• [Goal of the exercise]: Copy out each line exactly as it appears.

-----

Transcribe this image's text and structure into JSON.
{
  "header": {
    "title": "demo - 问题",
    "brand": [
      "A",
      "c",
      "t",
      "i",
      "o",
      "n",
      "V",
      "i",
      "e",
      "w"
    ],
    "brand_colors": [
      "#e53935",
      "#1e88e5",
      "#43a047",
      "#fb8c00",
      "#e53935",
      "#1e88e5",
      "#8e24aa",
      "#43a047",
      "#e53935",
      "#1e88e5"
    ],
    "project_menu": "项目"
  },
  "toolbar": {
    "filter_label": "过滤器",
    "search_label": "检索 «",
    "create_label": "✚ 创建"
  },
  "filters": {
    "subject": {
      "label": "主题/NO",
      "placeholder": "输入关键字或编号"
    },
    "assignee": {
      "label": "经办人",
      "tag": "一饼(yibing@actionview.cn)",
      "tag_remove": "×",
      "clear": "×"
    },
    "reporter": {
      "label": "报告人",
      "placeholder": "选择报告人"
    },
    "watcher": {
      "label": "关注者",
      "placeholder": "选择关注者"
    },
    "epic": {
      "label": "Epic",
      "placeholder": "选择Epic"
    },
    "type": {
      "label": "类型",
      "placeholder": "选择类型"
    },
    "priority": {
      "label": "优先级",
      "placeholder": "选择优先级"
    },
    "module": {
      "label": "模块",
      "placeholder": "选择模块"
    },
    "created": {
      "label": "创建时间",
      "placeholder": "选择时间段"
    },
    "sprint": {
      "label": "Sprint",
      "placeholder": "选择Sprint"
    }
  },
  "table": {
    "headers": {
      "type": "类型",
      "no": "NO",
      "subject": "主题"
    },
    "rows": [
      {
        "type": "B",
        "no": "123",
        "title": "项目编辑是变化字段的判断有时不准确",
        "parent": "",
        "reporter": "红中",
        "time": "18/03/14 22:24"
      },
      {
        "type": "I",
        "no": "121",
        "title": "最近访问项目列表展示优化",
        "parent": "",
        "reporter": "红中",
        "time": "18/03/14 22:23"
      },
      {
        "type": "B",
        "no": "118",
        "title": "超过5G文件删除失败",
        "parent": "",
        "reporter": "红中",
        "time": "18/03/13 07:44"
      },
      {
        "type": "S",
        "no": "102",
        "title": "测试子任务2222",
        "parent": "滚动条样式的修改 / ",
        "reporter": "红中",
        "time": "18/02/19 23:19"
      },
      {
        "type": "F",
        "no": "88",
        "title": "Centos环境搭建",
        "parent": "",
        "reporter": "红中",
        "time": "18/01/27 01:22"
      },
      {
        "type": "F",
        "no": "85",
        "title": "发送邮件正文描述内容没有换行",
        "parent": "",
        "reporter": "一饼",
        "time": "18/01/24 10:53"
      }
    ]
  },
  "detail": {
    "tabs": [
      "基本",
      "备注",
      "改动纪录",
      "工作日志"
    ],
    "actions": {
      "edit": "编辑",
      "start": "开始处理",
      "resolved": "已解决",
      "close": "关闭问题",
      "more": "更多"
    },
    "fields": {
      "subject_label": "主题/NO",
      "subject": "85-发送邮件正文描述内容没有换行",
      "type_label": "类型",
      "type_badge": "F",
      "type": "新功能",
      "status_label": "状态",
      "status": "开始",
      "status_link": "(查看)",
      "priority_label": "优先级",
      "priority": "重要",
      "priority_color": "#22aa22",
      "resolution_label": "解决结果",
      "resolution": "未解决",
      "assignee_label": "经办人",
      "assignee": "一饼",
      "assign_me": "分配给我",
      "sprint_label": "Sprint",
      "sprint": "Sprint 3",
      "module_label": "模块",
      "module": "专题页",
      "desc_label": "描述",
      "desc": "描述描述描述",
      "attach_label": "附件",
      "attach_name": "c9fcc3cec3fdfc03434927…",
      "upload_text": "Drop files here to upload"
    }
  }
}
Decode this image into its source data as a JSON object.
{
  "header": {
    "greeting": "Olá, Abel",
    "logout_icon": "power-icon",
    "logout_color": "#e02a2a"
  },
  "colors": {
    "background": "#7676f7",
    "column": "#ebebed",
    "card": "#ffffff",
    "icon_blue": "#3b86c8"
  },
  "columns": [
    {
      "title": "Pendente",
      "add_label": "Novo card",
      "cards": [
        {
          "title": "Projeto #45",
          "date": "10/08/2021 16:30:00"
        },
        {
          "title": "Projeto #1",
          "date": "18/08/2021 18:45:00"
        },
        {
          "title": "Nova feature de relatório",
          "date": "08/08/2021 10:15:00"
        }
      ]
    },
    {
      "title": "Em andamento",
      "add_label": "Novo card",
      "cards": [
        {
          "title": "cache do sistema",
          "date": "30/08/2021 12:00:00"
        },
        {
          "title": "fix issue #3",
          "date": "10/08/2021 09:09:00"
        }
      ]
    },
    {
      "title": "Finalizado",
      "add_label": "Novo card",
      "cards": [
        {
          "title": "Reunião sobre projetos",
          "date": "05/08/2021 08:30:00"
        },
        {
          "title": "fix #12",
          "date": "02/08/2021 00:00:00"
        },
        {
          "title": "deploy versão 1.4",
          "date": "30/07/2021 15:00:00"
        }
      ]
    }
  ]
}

-----

• [Result]:
Transcribe this image's text and structure into JSON.
{
  "header": {
    "title": "demo - 问题",
    "brand": [
      "A",
      "c",
      "t",
      "i",
      "o",
      "n",
      "V",
      "i",
      "e",
      "w"
    ],
    "brand_colors": [
      "#e53935",
      "#1e88e5",
      "#43a047",
      "#fb8c00",
      "#e53935",
      "#1e88e5",
      "#8e24aa",
      "#43a047",
      "#e53935",
      "#1e88e5"
    ],
    "project_menu": "项目"
  },
  "toolbar": {
    "filter_label": "过滤器",
    "search_label": "检索 «",
    "create_label": "✚ 创建"
  },
  "filters": {
    "subject": {
      "label": "主题/NO",
      "placeholder": "输入关键字或编号"
    },
    "assignee": {
      "label": "经办人",
      "tag": "一饼(yibing@actionview.cn)",
      "tag_remove": "×",
      "clear": "×"
    },
    "reporter": {
      "label": "报告人",
      "placeholder": "选择报告人"
    },
    "watcher": {
      "label": "关注者",
      "placeholder": "选择关注者"
    },
    "epic": {
      "label": "Epic",
      "placeholder": "选择Epic"
    },
    "type": {
      "label": "类型",
      "placeholder": "选择类型"
    },
    "priority": {
      "label": "优先级",
      "placeholder": "选择优先级"
    },
    "module": {
      "label": "模块",
      "placeholder": "选择模块"
    },
    "created": {
      "label": "创建时间",
      "placeholder": "选择时间段"
    },
    "sprint": {
      "label": "Sprint",
      "placeholder": "选择Sprint"
    }
  },
  "table": {
    "headers": {
      "type": "类型",
      "no": "NO",
      "subject": "主题"
    },
    "rows": [
      {
        "type": "B",
        "no": "123",
        "title": "项目编辑是变化字段的判断有时不准确",
        "parent": "",
        "reporter": "红中",
        "time": "18/03/14 22:24"
      },
      {
        "type": "I",
        "no": "121",
        "title": "最近访问项目列表展示优化",
        "parent": "",
        "reporter": "红中",
        "time": "18/03/14 22:23"
      },
      {
        "type": "B",
        "no": "118",
        "title": "超过5G文件删除失败",
        "parent": "",
        "reporter": "红中",
        "time": "18/03/13 07:44"
      },
      {
        "type": "S",
        "no": "102",
        "title": "测试子任务2222",
        "parent": "滚动条样式的修改 / ",
        "reporter": "红中",
        "time": "18/02/19 23:19"
      },
      {
        "type": "F",
        "no": "88",
        "title": "Centos环境搭建",
        "parent": "",
        "reporter": "红中",
        "time": "18/01/27 01:22"
      },
      {
        "type": "F",
        "no": "85",
        "title": "发送邮件正文描述内容没有换行",
        "parent": "",
        "reporter": "一饼",
        "time": "18/01/24 10:53"
      }
    ]
  },
  "detail": {
    "tabs": [
      "基本",
      "备注",
      "改动纪录",
      "工作日志"
    ],
    "actions": {
      "edit": "编辑",
      "start": "开始处理",
      "resolved": "已解决",
      "close": "关闭问题",
      "more": "更多"
    },
    "fields": {
      "subject_label": "主题/NO",
      "subject": "85-发送邮件正文描述内容没有换行",
      "type_label": "类型",
      "type_badge": "F",
      "type": "新功能",
      "status_label": "状态",
      "status": "开始",
      "status_link": "(查看)",
      "priority_label": "优先级",
      "priority": "重要",
      "priority_color": "#22aa22",
      "resolution_label": "解决结果",
      "resolution": "未解决",
      "assignee_label": "经办人",
      "assignee": "一饼",
      "assign_me": "分配给我",
      "sprint_label": "Sprint",
      "sprint": "Sprint 3",
      "module_label": "模块",
      "module": "专题页",
      "desc_label": "描述",
      "desc": "描述描述描述",
      "attach_label": "附件",
      "attach_name": "c9fcc3cec3fdfc03434927…",
      "upload_text": "Drop files here to upload"
    }
  }
}
Decode this image into its source data as a JSON object.
{
  "header": {
    "greeting": "Olá, Abel",
    "logout_icon": "power-icon",
    "logout_color": "#e02a2a"
  },
  "colors": {
    "background": "#7676f7",
    "column": "#ebebed",
    "card": "#ffffff",
    "icon_blue": "#3b86c8"
  },
  "columns": [
    {
      "title": "Pendente",
      "add_label": "Novo card",
      "cards": [
        {
          "title": "Projeto #45",
          "date": "10/08/2021 16:30:00"
        },
        {
          "title": "Projeto #1",
          "date": "18/08/2021 18:45:00"
        },
        {
          "title": "Nova feature de relatório",
          "date": "08/08/2021 10:15:00"
        }
      ]
    },
    {
      "title": "Em andamento",
      "add_label": "Novo card",
      "cards": [
        {
          "title": "cache do sistema",
          "date": "30/08/2021 12:00:00"
        },
        {
          "title": "fix issue #3",
          "date": "10/08/2021 09:09:00"
        }
      ]
    },
    {
      "title": "Finalizado",
      "add_label": "Novo card",
      "cards": [
        {
          "title": "Reunião sobre projetos",
          "date": "05/08/2021 08:30:00"
        },
        {
          "title": "fix #12",
          "date": "02/08/2021 00:00:00"
        },
        {
          "title": "deploy versão 1.4",
          "date": "30/07/2021 15:00:00"
        }
      ]
    }
  ]
}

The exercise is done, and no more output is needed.